# [Stated problem]
Report the count of lines containing the word "遇到问题" in the entries below, and nothing more.

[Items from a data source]
⟨

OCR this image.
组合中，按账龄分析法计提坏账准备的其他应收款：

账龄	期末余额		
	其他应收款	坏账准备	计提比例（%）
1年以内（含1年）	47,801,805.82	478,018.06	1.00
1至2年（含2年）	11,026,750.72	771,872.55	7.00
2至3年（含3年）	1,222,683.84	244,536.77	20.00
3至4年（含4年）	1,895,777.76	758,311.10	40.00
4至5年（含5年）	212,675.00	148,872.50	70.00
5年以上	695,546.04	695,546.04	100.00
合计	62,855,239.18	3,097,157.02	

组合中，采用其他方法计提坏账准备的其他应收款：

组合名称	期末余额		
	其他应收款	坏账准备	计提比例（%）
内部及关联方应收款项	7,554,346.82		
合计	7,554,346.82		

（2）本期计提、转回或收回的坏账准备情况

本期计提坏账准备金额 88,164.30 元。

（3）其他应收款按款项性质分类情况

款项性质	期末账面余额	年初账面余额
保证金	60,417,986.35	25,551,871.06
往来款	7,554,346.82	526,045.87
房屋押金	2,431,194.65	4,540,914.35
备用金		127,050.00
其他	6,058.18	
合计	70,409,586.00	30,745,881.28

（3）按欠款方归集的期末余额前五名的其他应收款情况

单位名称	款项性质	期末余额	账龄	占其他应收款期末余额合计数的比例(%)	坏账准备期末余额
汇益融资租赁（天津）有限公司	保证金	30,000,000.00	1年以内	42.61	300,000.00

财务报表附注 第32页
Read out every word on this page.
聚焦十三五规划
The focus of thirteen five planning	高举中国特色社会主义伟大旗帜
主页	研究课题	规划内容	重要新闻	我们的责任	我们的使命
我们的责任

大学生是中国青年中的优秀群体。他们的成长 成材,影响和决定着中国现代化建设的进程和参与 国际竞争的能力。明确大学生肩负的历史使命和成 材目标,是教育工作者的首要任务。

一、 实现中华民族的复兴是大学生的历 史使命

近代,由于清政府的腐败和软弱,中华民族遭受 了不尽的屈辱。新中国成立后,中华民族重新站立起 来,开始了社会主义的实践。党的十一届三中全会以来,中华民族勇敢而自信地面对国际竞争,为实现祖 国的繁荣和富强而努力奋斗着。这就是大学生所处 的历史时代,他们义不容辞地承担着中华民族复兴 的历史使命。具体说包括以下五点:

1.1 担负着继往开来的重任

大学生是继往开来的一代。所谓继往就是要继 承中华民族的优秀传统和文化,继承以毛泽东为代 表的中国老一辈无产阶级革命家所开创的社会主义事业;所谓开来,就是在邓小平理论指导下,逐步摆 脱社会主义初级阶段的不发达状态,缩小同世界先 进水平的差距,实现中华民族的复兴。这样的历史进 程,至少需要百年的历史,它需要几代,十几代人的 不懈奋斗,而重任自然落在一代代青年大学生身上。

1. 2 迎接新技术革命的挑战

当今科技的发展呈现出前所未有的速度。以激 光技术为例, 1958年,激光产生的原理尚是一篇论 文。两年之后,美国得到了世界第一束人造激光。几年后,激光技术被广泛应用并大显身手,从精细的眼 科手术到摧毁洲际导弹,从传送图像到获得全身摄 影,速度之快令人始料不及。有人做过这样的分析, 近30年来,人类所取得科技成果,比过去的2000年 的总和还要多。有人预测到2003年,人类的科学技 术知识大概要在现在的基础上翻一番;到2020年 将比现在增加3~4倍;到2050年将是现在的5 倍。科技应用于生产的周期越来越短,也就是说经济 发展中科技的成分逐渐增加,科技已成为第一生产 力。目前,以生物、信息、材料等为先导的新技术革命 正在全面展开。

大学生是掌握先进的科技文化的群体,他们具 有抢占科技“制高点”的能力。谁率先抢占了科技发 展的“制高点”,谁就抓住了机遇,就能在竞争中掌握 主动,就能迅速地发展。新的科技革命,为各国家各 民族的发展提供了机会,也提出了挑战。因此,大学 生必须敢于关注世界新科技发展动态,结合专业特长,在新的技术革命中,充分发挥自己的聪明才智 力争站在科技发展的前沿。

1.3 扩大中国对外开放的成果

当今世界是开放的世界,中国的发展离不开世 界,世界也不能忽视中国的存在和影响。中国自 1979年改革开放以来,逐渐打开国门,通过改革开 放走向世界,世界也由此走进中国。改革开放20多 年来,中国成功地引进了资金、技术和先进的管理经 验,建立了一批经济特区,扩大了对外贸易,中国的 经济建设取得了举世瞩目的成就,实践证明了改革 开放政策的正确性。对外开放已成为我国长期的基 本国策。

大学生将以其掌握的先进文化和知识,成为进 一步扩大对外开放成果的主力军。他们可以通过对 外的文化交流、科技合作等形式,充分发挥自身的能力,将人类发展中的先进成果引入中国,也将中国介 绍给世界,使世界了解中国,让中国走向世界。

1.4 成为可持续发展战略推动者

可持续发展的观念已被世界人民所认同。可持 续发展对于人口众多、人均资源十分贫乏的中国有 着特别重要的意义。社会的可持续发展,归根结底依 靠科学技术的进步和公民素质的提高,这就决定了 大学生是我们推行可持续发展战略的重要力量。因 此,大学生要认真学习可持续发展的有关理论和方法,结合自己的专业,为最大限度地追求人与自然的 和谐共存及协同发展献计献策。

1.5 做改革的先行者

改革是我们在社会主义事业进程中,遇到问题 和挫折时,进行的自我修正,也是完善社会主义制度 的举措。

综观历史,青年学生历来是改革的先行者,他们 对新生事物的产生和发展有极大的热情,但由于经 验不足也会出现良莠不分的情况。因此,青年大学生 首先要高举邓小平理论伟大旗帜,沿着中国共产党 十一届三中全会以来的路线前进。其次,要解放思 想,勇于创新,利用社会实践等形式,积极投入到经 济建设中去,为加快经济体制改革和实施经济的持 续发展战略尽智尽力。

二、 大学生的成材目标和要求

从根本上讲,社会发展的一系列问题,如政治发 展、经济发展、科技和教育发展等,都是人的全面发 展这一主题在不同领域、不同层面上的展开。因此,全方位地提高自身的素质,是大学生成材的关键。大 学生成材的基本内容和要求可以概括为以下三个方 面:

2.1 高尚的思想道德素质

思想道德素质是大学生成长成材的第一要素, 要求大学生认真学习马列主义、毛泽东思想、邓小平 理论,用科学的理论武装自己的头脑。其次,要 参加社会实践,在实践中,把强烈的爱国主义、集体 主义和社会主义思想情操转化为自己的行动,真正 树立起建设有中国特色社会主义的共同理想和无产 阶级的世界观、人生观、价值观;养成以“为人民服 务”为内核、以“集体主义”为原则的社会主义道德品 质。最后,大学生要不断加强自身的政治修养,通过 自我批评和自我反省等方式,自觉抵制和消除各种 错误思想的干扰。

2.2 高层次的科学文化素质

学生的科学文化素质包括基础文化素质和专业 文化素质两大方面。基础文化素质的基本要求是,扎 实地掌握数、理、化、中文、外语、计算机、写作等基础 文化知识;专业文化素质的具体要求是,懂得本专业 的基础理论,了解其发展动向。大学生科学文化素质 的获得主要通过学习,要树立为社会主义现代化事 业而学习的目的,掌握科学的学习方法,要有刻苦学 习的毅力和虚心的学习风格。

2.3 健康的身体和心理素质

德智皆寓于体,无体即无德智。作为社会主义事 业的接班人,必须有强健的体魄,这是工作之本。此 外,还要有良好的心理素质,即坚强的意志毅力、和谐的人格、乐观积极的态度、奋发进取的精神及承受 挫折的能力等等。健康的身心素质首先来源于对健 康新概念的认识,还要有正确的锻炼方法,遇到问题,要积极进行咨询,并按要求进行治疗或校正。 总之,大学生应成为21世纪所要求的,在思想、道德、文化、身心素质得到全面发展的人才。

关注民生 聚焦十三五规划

⟩

# [Full response]
2